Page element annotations
>>>

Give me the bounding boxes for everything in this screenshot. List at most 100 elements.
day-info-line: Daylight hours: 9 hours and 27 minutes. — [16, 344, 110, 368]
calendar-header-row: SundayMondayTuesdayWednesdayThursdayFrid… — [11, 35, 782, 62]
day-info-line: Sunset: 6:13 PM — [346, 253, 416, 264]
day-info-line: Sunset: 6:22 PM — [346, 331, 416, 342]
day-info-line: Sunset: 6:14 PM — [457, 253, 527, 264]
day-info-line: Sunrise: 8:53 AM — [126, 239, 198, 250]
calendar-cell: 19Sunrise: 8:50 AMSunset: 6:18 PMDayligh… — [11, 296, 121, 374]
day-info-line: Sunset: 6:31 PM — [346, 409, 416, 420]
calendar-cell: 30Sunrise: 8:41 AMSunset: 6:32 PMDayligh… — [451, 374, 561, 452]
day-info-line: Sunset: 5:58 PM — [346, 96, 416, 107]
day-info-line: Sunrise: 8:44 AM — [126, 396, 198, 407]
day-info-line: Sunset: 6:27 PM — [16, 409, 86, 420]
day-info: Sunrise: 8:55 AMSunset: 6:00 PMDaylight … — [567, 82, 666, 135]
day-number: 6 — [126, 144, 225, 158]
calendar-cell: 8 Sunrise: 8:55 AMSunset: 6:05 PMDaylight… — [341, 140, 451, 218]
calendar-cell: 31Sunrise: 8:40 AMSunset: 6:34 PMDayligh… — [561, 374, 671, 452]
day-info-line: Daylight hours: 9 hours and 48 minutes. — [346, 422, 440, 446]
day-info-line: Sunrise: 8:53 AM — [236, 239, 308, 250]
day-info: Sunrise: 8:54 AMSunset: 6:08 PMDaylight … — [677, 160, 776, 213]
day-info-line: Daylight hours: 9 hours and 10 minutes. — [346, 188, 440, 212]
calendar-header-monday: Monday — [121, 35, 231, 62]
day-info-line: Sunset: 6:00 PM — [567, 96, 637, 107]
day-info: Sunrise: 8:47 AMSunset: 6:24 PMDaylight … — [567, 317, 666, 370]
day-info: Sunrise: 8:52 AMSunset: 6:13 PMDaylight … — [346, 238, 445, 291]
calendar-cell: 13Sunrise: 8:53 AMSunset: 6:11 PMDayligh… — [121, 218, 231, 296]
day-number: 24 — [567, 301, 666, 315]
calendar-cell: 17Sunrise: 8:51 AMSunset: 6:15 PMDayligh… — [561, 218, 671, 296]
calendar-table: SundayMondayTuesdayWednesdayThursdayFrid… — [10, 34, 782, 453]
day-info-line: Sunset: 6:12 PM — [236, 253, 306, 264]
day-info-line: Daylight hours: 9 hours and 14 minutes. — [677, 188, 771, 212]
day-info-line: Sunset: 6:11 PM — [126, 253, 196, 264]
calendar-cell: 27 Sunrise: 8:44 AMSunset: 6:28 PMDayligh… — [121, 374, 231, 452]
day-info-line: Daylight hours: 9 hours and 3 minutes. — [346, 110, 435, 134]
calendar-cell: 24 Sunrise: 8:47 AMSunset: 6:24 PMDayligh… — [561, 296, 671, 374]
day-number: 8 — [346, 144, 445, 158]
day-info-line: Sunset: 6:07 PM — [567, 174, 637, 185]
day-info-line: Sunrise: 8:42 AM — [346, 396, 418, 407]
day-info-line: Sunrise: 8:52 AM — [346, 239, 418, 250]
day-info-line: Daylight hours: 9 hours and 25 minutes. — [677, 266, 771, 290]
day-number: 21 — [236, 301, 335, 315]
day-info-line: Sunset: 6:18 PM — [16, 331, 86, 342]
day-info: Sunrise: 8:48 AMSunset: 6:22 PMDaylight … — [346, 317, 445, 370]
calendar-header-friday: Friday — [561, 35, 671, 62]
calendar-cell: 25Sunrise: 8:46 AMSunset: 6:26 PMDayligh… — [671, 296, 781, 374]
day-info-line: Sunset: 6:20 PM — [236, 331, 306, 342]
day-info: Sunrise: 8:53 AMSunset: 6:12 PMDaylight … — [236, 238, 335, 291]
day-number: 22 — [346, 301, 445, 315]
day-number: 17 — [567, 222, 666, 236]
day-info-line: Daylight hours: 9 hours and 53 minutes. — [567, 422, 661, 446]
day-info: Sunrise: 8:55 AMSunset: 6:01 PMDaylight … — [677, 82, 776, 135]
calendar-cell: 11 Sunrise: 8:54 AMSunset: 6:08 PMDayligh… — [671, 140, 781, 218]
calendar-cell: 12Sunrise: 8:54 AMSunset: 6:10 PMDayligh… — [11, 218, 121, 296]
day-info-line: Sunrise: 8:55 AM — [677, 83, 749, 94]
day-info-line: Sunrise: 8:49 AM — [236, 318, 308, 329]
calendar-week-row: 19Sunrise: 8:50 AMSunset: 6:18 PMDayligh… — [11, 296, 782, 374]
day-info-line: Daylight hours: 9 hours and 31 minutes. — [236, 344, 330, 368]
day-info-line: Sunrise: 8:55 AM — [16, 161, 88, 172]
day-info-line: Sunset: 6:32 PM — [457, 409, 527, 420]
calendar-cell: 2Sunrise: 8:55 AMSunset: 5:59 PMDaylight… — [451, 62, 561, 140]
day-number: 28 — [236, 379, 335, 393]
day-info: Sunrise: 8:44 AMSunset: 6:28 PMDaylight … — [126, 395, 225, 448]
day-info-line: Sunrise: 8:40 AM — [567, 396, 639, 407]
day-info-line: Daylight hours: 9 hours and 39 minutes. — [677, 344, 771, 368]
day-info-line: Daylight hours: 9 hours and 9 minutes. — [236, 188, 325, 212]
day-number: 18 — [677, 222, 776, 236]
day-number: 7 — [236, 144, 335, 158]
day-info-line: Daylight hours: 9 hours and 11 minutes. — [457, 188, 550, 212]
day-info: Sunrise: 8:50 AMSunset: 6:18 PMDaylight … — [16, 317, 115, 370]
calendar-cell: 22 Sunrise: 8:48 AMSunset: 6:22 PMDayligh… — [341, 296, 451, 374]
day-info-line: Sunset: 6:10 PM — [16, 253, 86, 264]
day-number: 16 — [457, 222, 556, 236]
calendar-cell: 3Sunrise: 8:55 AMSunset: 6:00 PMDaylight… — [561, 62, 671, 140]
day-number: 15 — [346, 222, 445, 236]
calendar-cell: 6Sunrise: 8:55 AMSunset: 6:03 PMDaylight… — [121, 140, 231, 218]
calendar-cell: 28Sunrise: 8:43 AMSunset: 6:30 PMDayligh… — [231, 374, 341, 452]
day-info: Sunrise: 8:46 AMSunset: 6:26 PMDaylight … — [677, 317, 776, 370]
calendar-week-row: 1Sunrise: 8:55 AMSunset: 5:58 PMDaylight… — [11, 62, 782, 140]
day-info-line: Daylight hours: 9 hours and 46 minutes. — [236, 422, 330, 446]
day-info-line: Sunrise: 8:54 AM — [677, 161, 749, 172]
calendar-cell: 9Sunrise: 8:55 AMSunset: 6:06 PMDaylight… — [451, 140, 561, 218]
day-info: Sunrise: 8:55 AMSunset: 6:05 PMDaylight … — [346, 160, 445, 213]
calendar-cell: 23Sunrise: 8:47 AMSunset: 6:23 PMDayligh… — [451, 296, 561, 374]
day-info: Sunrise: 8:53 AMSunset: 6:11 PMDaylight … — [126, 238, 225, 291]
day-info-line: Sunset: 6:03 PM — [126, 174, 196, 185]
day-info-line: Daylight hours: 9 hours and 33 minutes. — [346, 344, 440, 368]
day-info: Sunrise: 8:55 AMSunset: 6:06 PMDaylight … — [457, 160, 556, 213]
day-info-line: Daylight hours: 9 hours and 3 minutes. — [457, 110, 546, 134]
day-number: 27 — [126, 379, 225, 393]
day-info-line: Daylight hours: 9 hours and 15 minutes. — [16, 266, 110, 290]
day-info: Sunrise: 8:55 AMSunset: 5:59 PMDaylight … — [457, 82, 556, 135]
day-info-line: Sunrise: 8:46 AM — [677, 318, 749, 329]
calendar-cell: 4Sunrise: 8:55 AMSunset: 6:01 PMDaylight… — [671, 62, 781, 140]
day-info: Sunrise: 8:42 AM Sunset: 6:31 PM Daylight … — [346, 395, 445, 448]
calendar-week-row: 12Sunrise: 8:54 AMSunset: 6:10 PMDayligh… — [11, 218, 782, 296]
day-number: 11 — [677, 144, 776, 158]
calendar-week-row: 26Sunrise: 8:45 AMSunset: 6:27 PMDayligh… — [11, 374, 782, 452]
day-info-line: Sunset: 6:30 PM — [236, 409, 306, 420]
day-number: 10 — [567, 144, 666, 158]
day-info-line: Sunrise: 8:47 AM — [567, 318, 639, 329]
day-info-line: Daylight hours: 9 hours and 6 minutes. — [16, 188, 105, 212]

<<<

Print the material unchanged, from its first line through the line that contains "calendar-cell: 31Sunrise: 8:40", including both of those lines.

• Complete answer:
Give me the bounding boxes for everything in this screenshot. List at most 100 elements.
day-info-line: Daylight hours: 9 hours and 27 minutes. — [16, 344, 110, 368]
calendar-header-row: SundayMondayTuesdayWednesdayThursdayFrid… — [11, 35, 782, 62]
day-info-line: Sunset: 6:13 PM — [346, 253, 416, 264]
day-info-line: Sunset: 6:22 PM — [346, 331, 416, 342]
day-info-line: Sunset: 6:14 PM — [457, 253, 527, 264]
day-info-line: Sunrise: 8:53 AM — [126, 239, 198, 250]
calendar-cell: 19Sunrise: 8:50 AMSunset: 6:18 PMDayligh… — [11, 296, 121, 374]
day-info-line: Sunset: 6:31 PM — [346, 409, 416, 420]
calendar-cell: 30Sunrise: 8:41 AMSunset: 6:32 PMDayligh… — [451, 374, 561, 452]
day-info-line: Sunset: 5:58 PM — [346, 96, 416, 107]
day-info-line: Sunrise: 8:44 AM — [126, 396, 198, 407]
day-info-line: Sunset: 6:27 PM — [16, 409, 86, 420]
day-info: Sunrise: 8:55 AMSunset: 6:00 PMDaylight … — [567, 82, 666, 135]
day-number: 6 — [126, 144, 225, 158]
calendar-cell: 8 Sunrise: 8:55 AMSunset: 6:05 PMDaylight… — [341, 140, 451, 218]
calendar-cell: 31Sunrise: 8:40 AMSunset: 6:34 PMDayligh… — [561, 374, 671, 452]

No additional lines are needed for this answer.